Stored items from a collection
────────

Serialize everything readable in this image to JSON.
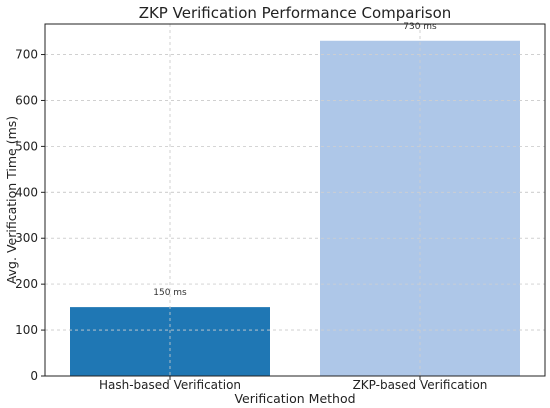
{
  "chart_data": {
    "type": "bar",
    "title": "ZKP Verification Performance Comparison",
    "xlabel": "Verification Method",
    "ylabel": "Avg. Verification Time (ms)",
    "categories": [
      "Hash-based Verification",
      "ZKP-based Verification"
    ],
    "values": [
      150,
      730
    ],
    "data_labels": [
      "150 ms",
      "730 ms"
    ],
    "bar_colors": [
      "#1f77b4",
      "#aec7e8"
    ],
    "ylim": [
      0,
      766.5
    ],
    "yticks": [
      0,
      100,
      200,
      300,
      400,
      500,
      600,
      700
    ],
    "grid": true
  }
}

────────

● **EXERCISE**:
Omit every picture, and otherwise quote the entries exactly.

● **OUTPUT OF THE TASK**:
Serialize everything readable in this image to JSON.
{
  "chart_data": {
    "type": "bar",
    "title": "ZKP Verification Performance Comparison",
    "xlabel": "Verification Method",
    "ylabel": "Avg. Verification Time (ms)",
    "categories": [
      "Hash-based Verification",
      "ZKP-based Verification"
    ],
    "values": [
      150,
      730
    ],
    "data_labels": [
      "150 ms",
      "730 ms"
    ],
    "bar_colors": [
      "#1f77b4",
      "#aec7e8"
    ],
    "ylim": [
      0,
      766.5
    ],
    "yticks": [
      0,
      100,
      200,
      300,
      400,
      500,
      600,
      700
    ],
    "grid": true
  }
}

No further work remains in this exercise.